## STATED TASK:
The records below are to be copied word for word, with every picture left out.
=====
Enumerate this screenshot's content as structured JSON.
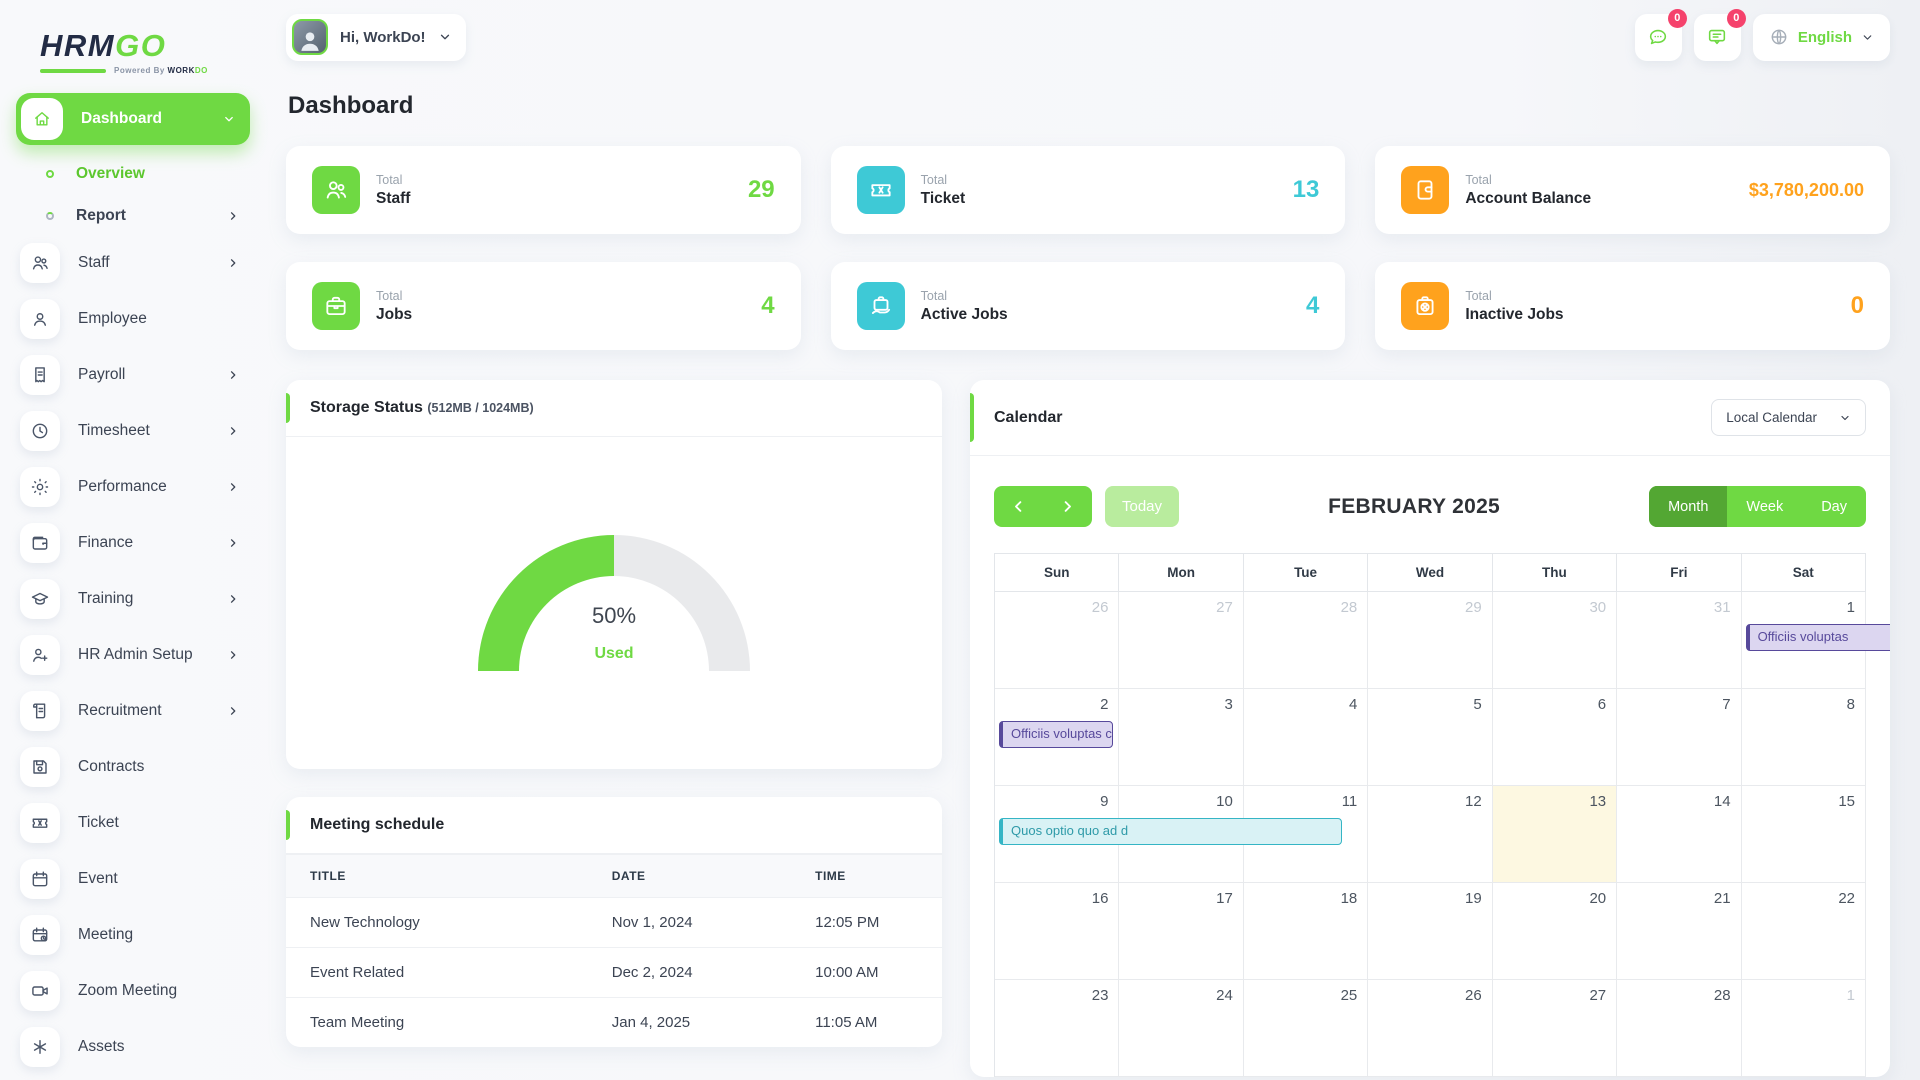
{
  "brand": {
    "name_primary": "HRM",
    "name_secondary": "GO",
    "powered_prefix": "Powered By ",
    "powered_brand_dark": "WORK",
    "powered_brand_green": "DO"
  },
  "topbar": {
    "greeting": "Hi, WorkDo!",
    "language": "English",
    "chat_badge": "0",
    "notification_badge": "0"
  },
  "sidebar": {
    "items": [
      {
        "label": "Dashboard",
        "icon": "home-icon",
        "active": true,
        "chevron": "down"
      },
      {
        "label": "Overview",
        "icon": "bullet-icon",
        "sub": true,
        "active": true
      },
      {
        "label": "Report",
        "icon": "bullet-icon",
        "sub": true,
        "chevron": "right"
      },
      {
        "label": "Staff",
        "icon": "users-icon",
        "chevron": "right"
      },
      {
        "label": "Employee",
        "icon": "user-icon"
      },
      {
        "label": "Payroll",
        "icon": "receipt-icon",
        "chevron": "right"
      },
      {
        "label": "Timesheet",
        "icon": "clock-icon",
        "chevron": "right"
      },
      {
        "label": "Performance",
        "icon": "target-icon",
        "chevron": "right"
      },
      {
        "label": "Finance",
        "icon": "wallet-icon",
        "chevron": "right"
      },
      {
        "label": "Training",
        "icon": "graduation-cap-icon",
        "chevron": "right"
      },
      {
        "label": "HR Admin Setup",
        "icon": "user-plus-icon",
        "chevron": "right"
      },
      {
        "label": "Recruitment",
        "icon": "document-icon",
        "chevron": "right"
      },
      {
        "label": "Contracts",
        "icon": "save-icon"
      },
      {
        "label": "Ticket",
        "icon": "ticket-icon"
      },
      {
        "label": "Event",
        "icon": "calendar-icon"
      },
      {
        "label": "Meeting",
        "icon": "calendar-clock-icon"
      },
      {
        "label": "Zoom Meeting",
        "icon": "video-icon"
      },
      {
        "label": "Assets",
        "icon": "asterisk-icon"
      }
    ]
  },
  "page": {
    "title": "Dashboard"
  },
  "stats": [
    {
      "prefix": "Total",
      "label": "Staff",
      "value": "29",
      "color": "#6fd943",
      "icon": "stat-users-icon"
    },
    {
      "prefix": "Total",
      "label": "Ticket",
      "value": "13",
      "color": "#3ec9d6",
      "icon": "stat-ticket-icon"
    },
    {
      "prefix": "Total",
      "label": "Account Balance",
      "value": "$3,780,200.00",
      "color": "#ffa21d",
      "icon": "stat-wallet-icon"
    },
    {
      "prefix": "Total",
      "label": "Jobs",
      "value": "4",
      "color": "#6fd943",
      "icon": "stat-briefcase-icon"
    },
    {
      "prefix": "Total",
      "label": "Active Jobs",
      "value": "4",
      "color": "#3ec9d6",
      "icon": "stat-briefcase-hand-icon"
    },
    {
      "prefix": "Total",
      "label": "Inactive Jobs",
      "value": "0",
      "color": "#ffa21d",
      "icon": "stat-briefcase-x-icon"
    }
  ],
  "storage": {
    "title": "Storage Status",
    "subtitle": "(512MB / 1024MB)",
    "percent": 50,
    "percent_label": "50%",
    "used_label": "Used"
  },
  "calendar": {
    "title": "Calendar",
    "source_select": "Local Calendar",
    "today_label": "Today",
    "month_title": "FEBRUARY 2025",
    "views": [
      "Month",
      "Week",
      "Day"
    ],
    "active_view": "Month",
    "weekdays": [
      "Sun",
      "Mon",
      "Tue",
      "Wed",
      "Thu",
      "Fri",
      "Sat"
    ],
    "weeks": [
      [
        {
          "d": "26",
          "m": true
        },
        {
          "d": "27",
          "m": true
        },
        {
          "d": "28",
          "m": true
        },
        {
          "d": "29",
          "m": true
        },
        {
          "d": "30",
          "m": true
        },
        {
          "d": "31",
          "m": true
        },
        {
          "d": "1"
        }
      ],
      [
        {
          "d": "2"
        },
        {
          "d": "3"
        },
        {
          "d": "4"
        },
        {
          "d": "5"
        },
        {
          "d": "6"
        },
        {
          "d": "7"
        },
        {
          "d": "8"
        }
      ],
      [
        {
          "d": "9"
        },
        {
          "d": "10"
        },
        {
          "d": "11"
        },
        {
          "d": "12"
        },
        {
          "d": "13",
          "today": true
        },
        {
          "d": "14"
        },
        {
          "d": "15"
        }
      ],
      [
        {
          "d": "16"
        },
        {
          "d": "17"
        },
        {
          "d": "18"
        },
        {
          "d": "19"
        },
        {
          "d": "20"
        },
        {
          "d": "21"
        },
        {
          "d": "22"
        }
      ],
      [
        {
          "d": "23"
        },
        {
          "d": "24"
        },
        {
          "d": "25"
        },
        {
          "d": "26"
        },
        {
          "d": "27"
        },
        {
          "d": "28"
        },
        {
          "d": "1",
          "m": true
        }
      ]
    ],
    "events": [
      {
        "label": "Officiis voluptas",
        "week": 0,
        "day": 6,
        "span": 1.6,
        "color": "purple"
      },
      {
        "label": "Officiis voluptas c",
        "week": 1,
        "day": 0,
        "span": 1,
        "color": "purple"
      },
      {
        "label": "Quos optio quo ad d",
        "week": 2,
        "day": 0,
        "span": 2.85,
        "color": "cyan"
      }
    ]
  },
  "meetings": {
    "title": "Meeting schedule",
    "columns": [
      "Title",
      "Date",
      "Time"
    ],
    "rows": [
      {
        "title": "New Technology",
        "date": "Nov 1, 2024",
        "time": "12:05 PM"
      },
      {
        "title": "Event Related",
        "date": "Dec 2, 2024",
        "time": "10:00 AM"
      },
      {
        "title": "Team Meeting",
        "date": "Jan 4, 2025",
        "time": "11:05 AM"
      }
    ]
  }
}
=====
## TASK RESPONSE:
Enumerate this screenshot's content as structured JSON.
{
  "brand": {
    "name_primary": "HRM",
    "name_secondary": "GO",
    "powered_prefix": "Powered By ",
    "powered_brand_dark": "WORK",
    "powered_brand_green": "DO"
  },
  "topbar": {
    "greeting": "Hi, WorkDo!",
    "language": "English",
    "chat_badge": "0",
    "notification_badge": "0"
  },
  "sidebar": {
    "items": [
      {
        "label": "Dashboard",
        "icon": "home-icon",
        "active": true,
        "chevron": "down"
      },
      {
        "label": "Overview",
        "icon": "bullet-icon",
        "sub": true,
        "active": true
      },
      {
        "label": "Report",
        "icon": "bullet-icon",
        "sub": true,
        "chevron": "right"
      },
      {
        "label": "Staff",
        "icon": "users-icon",
        "chevron": "right"
      },
      {
        "label": "Employee",
        "icon": "user-icon"
      },
      {
        "label": "Payroll",
        "icon": "receipt-icon",
        "chevron": "right"
      },
      {
        "label": "Timesheet",
        "icon": "clock-icon",
        "chevron": "right"
      },
      {
        "label": "Performance",
        "icon": "target-icon",
        "chevron": "right"
      },
      {
        "label": "Finance",
        "icon": "wallet-icon",
        "chevron": "right"
      },
      {
        "label": "Training",
        "icon": "graduation-cap-icon",
        "chevron": "right"
      },
      {
        "label": "HR Admin Setup",
        "icon": "user-plus-icon",
        "chevron": "right"
      },
      {
        "label": "Recruitment",
        "icon": "document-icon",
        "chevron": "right"
      },
      {
        "label": "Contracts",
        "icon": "save-icon"
      },
      {
        "label": "Ticket",
        "icon": "ticket-icon"
      },
      {
        "label": "Event",
        "icon": "calendar-icon"
      },
      {
        "label": "Meeting",
        "icon": "calendar-clock-icon"
      },
      {
        "label": "Zoom Meeting",
        "icon": "video-icon"
      },
      {
        "label": "Assets",
        "icon": "asterisk-icon"
      }
    ]
  },
  "page": {
    "title": "Dashboard"
  },
  "stats": [
    {
      "prefix": "Total",
      "label": "Staff",
      "value": "29",
      "color": "#6fd943",
      "icon": "stat-users-icon"
    },
    {
      "prefix": "Total",
      "label": "Ticket",
      "value": "13",
      "color": "#3ec9d6",
      "icon": "stat-ticket-icon"
    },
    {
      "prefix": "Total",
      "label": "Account Balance",
      "value": "$3,780,200.00",
      "color": "#ffa21d",
      "icon": "stat-wallet-icon"
    },
    {
      "prefix": "Total",
      "label": "Jobs",
      "value": "4",
      "color": "#6fd943",
      "icon": "stat-briefcase-icon"
    },
    {
      "prefix": "Total",
      "label": "Active Jobs",
      "value": "4",
      "color": "#3ec9d6",
      "icon": "stat-briefcase-hand-icon"
    },
    {
      "prefix": "Total",
      "label": "Inactive Jobs",
      "value": "0",
      "color": "#ffa21d",
      "icon": "stat-briefcase-x-icon"
    }
  ],
  "storage": {
    "title": "Storage Status",
    "subtitle": "(512MB / 1024MB)",
    "percent": 50,
    "percent_label": "50%",
    "used_label": "Used"
  },
  "calendar": {
    "title": "Calendar",
    "source_select": "Local Calendar",
    "today_label": "Today",
    "month_title": "FEBRUARY 2025",
    "views": [
      "Month",
      "Week",
      "Day"
    ],
    "active_view": "Month",
    "weekdays": [
      "Sun",
      "Mon",
      "Tue",
      "Wed",
      "Thu",
      "Fri",
      "Sat"
    ],
    "weeks": [
      [
        {
          "d": "26",
          "m": true
        },
        {
          "d": "27",
          "m": true
        },
        {
          "d": "28",
          "m": true
        },
        {
          "d": "29",
          "m": true
        },
        {
          "d": "30",
          "m": true
        },
        {
          "d": "31",
          "m": true
        },
        {
          "d": "1"
        }
      ],
      [
        {
          "d": "2"
        },
        {
          "d": "3"
        },
        {
          "d": "4"
        },
        {
          "d": "5"
        },
        {
          "d": "6"
        },
        {
          "d": "7"
        },
        {
          "d": "8"
        }
      ],
      [
        {
          "d": "9"
        },
        {
          "d": "10"
        },
        {
          "d": "11"
        },
        {
          "d": "12"
        },
        {
          "d": "13",
          "today": true
        },
        {
          "d": "14"
        },
        {
          "d": "15"
        }
      ],
      [
        {
          "d": "16"
        },
        {
          "d": "17"
        },
        {
          "d": "18"
        },
        {
          "d": "19"
        },
        {
          "d": "20"
        },
        {
          "d": "21"
        },
        {
          "d": "22"
        }
      ],
      [
        {
          "d": "23"
        },
        {
          "d": "24"
        },
        {
          "d": "25"
        },
        {
          "d": "26"
        },
        {
          "d": "27"
        },
        {
          "d": "28"
        },
        {
          "d": "1",
          "m": true
        }
      ]
    ],
    "events": [
      {
        "label": "Officiis voluptas",
        "week": 0,
        "day": 6,
        "span": 1.6,
        "color": "purple"
      },
      {
        "label": "Officiis voluptas c",
        "week": 1,
        "day": 0,
        "span": 1,
        "color": "purple"
      },
      {
        "label": "Quos optio quo ad d",
        "week": 2,
        "day": 0,
        "span": 2.85,
        "color": "cyan"
      }
    ]
  },
  "meetings": {
    "title": "Meeting schedule",
    "columns": [
      "Title",
      "Date",
      "Time"
    ],
    "rows": [
      {
        "title": "New Technology",
        "date": "Nov 1, 2024",
        "time": "12:05 PM"
      },
      {
        "title": "Event Related",
        "date": "Dec 2, 2024",
        "time": "10:00 AM"
      },
      {
        "title": "Team Meeting",
        "date": "Jan 4, 2025",
        "time": "11:05 AM"
      }
    ]
  }
}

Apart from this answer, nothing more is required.